# [TASK TO COMPLETE]
Copy out each line below that has the word "الكتاب" in it.

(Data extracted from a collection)
────────────────────────────────────────

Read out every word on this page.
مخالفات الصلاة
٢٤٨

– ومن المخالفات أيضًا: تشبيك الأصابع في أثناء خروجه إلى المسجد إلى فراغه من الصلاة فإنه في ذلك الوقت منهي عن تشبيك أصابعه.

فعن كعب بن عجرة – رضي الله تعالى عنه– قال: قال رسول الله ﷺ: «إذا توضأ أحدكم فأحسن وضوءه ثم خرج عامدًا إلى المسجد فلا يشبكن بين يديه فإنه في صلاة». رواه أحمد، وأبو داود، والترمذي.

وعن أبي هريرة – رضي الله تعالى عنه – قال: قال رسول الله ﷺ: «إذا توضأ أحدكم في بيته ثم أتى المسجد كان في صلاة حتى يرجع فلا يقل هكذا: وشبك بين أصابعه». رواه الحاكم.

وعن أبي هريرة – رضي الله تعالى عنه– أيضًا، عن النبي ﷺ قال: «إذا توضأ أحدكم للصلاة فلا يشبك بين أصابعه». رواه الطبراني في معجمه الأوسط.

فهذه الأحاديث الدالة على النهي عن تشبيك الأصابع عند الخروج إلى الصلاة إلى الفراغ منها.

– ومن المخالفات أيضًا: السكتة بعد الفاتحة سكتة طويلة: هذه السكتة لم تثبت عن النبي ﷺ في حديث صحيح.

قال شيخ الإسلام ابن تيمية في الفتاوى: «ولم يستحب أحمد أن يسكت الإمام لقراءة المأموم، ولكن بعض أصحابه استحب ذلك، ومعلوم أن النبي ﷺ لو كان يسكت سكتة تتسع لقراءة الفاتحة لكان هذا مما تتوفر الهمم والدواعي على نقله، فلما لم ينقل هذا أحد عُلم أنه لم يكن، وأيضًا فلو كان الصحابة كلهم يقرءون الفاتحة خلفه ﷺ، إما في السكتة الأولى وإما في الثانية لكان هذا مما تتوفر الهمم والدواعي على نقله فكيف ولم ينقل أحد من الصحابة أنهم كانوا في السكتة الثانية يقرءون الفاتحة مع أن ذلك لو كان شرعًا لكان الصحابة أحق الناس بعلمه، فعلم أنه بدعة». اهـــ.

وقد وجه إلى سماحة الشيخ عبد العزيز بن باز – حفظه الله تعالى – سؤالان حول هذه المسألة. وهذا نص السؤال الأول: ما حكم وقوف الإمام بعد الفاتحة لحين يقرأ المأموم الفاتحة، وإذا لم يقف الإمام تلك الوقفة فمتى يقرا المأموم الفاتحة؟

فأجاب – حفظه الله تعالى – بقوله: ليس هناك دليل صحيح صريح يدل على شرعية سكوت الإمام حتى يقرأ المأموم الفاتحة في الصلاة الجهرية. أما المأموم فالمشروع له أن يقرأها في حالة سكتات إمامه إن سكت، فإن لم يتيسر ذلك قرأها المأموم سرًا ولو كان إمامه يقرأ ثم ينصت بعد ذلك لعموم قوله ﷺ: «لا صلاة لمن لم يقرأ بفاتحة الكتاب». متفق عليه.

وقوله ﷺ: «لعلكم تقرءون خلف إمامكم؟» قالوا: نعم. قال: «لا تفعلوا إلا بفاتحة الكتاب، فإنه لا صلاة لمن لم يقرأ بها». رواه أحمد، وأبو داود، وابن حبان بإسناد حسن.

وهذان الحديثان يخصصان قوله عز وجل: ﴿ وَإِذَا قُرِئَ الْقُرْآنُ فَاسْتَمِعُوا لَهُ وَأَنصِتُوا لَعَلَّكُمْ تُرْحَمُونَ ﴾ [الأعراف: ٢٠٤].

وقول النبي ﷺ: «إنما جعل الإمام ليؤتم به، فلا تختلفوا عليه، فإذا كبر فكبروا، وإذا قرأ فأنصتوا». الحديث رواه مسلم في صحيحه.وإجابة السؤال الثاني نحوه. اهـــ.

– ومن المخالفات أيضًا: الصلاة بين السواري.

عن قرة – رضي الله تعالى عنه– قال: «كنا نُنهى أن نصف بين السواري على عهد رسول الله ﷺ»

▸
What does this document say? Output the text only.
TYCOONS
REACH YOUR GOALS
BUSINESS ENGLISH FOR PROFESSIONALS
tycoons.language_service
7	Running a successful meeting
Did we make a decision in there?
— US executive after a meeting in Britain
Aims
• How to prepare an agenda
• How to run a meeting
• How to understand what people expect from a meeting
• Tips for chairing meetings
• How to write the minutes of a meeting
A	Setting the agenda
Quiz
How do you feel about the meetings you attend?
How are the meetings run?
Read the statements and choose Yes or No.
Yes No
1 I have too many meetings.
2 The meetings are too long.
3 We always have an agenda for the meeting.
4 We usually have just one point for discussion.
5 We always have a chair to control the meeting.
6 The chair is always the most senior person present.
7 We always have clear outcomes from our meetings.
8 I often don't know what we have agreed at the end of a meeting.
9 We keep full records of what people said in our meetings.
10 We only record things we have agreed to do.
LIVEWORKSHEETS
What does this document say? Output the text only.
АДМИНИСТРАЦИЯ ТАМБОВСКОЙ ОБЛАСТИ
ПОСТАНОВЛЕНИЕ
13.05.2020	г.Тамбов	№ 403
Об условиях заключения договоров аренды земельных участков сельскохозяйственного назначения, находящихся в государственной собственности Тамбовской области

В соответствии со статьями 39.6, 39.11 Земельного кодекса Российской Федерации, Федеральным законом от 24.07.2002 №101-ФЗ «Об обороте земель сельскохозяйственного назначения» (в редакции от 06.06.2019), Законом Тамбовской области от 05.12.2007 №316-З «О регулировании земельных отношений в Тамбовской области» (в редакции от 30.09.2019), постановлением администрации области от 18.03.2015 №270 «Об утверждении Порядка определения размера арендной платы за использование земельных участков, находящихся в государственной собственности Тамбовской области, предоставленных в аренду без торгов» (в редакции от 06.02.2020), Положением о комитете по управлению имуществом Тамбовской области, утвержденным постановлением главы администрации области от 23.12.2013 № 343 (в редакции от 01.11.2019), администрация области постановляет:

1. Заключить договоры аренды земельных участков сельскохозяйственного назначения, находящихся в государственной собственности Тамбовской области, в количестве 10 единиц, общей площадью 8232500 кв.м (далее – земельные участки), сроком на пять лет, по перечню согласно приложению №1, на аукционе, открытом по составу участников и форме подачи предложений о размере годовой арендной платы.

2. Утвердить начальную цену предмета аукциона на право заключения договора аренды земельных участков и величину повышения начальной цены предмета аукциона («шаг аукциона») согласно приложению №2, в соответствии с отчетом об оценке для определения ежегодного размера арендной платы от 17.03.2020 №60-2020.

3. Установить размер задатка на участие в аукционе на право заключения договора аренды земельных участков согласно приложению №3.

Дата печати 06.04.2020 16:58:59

────────────────────────────────────────

# [RESULT OF THIS TASK]
فأجاب – حفظه الله تعالى – بقوله: ليس هناك دليل صحيح صريح يدل على شرعية سكوت الإمام حتى يقرأ المأموم الفاتحة في الصلاة الجهرية. أما المأموم فالمشروع له أن يقرأها في حالة سكتات إمامه إن سكت، فإن لم يتيسر ذلك قرأها المأموم سرًا ولو كان إمامه يقرأ ثم ينصت بعد ذلك لعموم قوله ﷺ: «لا صلاة لمن لم يقرأ بفاتحة الكتاب». متفق عليه.
وقوله ﷺ: «لعلكم تقرءون خلف إمامكم؟» قالوا: نعم. قال: «لا تفعلوا إلا بفاتحة الكتاب، فإنه لا صلاة لمن لم يقرأ بها». رواه أحمد، وأبو داود، وابن حبان بإسناد حسن.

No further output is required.